* [Your task]:
Repeat the material below exactly, line for line.

* [Data provided]:
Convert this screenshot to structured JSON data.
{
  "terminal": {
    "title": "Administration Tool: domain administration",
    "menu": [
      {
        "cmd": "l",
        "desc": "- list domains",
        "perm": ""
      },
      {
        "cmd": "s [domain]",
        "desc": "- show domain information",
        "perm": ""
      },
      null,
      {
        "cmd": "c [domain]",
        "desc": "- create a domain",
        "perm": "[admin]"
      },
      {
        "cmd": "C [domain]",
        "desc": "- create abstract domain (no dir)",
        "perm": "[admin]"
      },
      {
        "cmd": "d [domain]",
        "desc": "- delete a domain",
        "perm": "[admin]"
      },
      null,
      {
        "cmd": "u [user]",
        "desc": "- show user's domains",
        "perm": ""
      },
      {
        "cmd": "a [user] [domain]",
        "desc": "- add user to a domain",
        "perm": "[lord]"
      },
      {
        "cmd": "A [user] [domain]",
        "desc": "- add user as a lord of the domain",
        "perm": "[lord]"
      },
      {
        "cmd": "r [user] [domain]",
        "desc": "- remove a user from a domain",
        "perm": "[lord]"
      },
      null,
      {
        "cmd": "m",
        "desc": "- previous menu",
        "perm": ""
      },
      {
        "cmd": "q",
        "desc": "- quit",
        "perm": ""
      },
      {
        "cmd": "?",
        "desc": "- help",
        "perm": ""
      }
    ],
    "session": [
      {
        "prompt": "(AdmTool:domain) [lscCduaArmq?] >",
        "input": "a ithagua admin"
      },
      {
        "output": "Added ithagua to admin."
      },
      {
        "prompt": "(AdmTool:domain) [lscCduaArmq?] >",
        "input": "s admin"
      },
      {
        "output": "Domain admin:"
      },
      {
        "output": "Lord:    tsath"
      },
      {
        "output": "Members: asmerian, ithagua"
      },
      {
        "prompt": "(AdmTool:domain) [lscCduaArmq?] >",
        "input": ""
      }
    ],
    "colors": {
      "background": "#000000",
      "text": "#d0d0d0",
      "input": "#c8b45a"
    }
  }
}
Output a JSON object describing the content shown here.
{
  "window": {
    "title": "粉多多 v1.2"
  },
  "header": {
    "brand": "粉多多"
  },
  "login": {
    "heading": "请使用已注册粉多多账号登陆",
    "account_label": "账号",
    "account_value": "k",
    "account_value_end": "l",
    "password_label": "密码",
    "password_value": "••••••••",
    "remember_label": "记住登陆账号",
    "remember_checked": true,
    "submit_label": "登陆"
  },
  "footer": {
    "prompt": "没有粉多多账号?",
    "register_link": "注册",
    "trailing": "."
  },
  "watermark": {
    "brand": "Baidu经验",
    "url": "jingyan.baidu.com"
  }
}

* [Response]:
Convert this screenshot to structured JSON data.
{
  "terminal": {
    "title": "Administration Tool: domain administration",
    "menu": [
      {
        "cmd": "l",
        "desc": "- list domains",
        "perm": ""
      },
      {
        "cmd": "s [domain]",
        "desc": "- show domain information",
        "perm": ""
      },
      null,
      {
        "cmd": "c [domain]",
        "desc": "- create a domain",
        "perm": "[admin]"
      },
      {
        "cmd": "C [domain]",
        "desc": "- create abstract domain (no dir)",
        "perm": "[admin]"
      },
      {
        "cmd": "d [domain]",
        "desc": "- delete a domain",
        "perm": "[admin]"
      },
      null,
      {
        "cmd": "u [user]",
        "desc": "- show user's domains",
        "perm": ""
      },
      {
        "cmd": "a [user] [domain]",
        "desc": "- add user to a domain",
        "perm": "[lord]"
      },
      {
        "cmd": "A [user] [domain]",
        "desc": "- add user as a lord of the domain",
        "perm": "[lord]"
      },
      {
        "cmd": "r [user] [domain]",
        "desc": "- remove a user from a domain",
        "perm": "[lord]"
      },
      null,
      {
        "cmd": "m",
        "desc": "- previous menu",
        "perm": ""
      },
      {
        "cmd": "q",
        "desc": "- quit",
        "perm": ""
      },
      {
        "cmd": "?",
        "desc": "- help",
        "perm": ""
      }
    ],
    "session": [
      {
        "prompt": "(AdmTool:domain) [lscCduaArmq?] >",
        "input": "a ithagua admin"
      },
      {
        "output": "Added ithagua to admin."
      },
      {
        "prompt": "(AdmTool:domain) [lscCduaArmq?] >",
        "input": "s admin"
      },
      {
        "output": "Domain admin:"
      },
      {
        "output": "Lord:    tsath"
      },
      {
        "output": "Members: asmerian, ithagua"
      },
      {
        "prompt": "(AdmTool:domain) [lscCduaArmq?] >",
        "input": ""
      }
    ],
    "colors": {
      "background": "#000000",
      "text": "#d0d0d0",
      "input": "#c8b45a"
    }
  }
}
Output a JSON object describing the content shown here.
{
  "window": {
    "title": "粉多多 v1.2"
  },
  "header": {
    "brand": "粉多多"
  },
  "login": {
    "heading": "请使用已注册粉多多账号登陆",
    "account_label": "账号",
    "account_value": "k",
    "account_value_end": "l",
    "password_label": "密码",
    "password_value": "••••••••",
    "remember_label": "记住登陆账号",
    "remember_checked": true,
    "submit_label": "登陆"
  },
  "footer": {
    "prompt": "没有粉多多账号?",
    "register_link": "注册",
    "trailing": "."
  },
  "watermark": {
    "brand": "Baidu经验",
    "url": "jingyan.baidu.com"
  }
}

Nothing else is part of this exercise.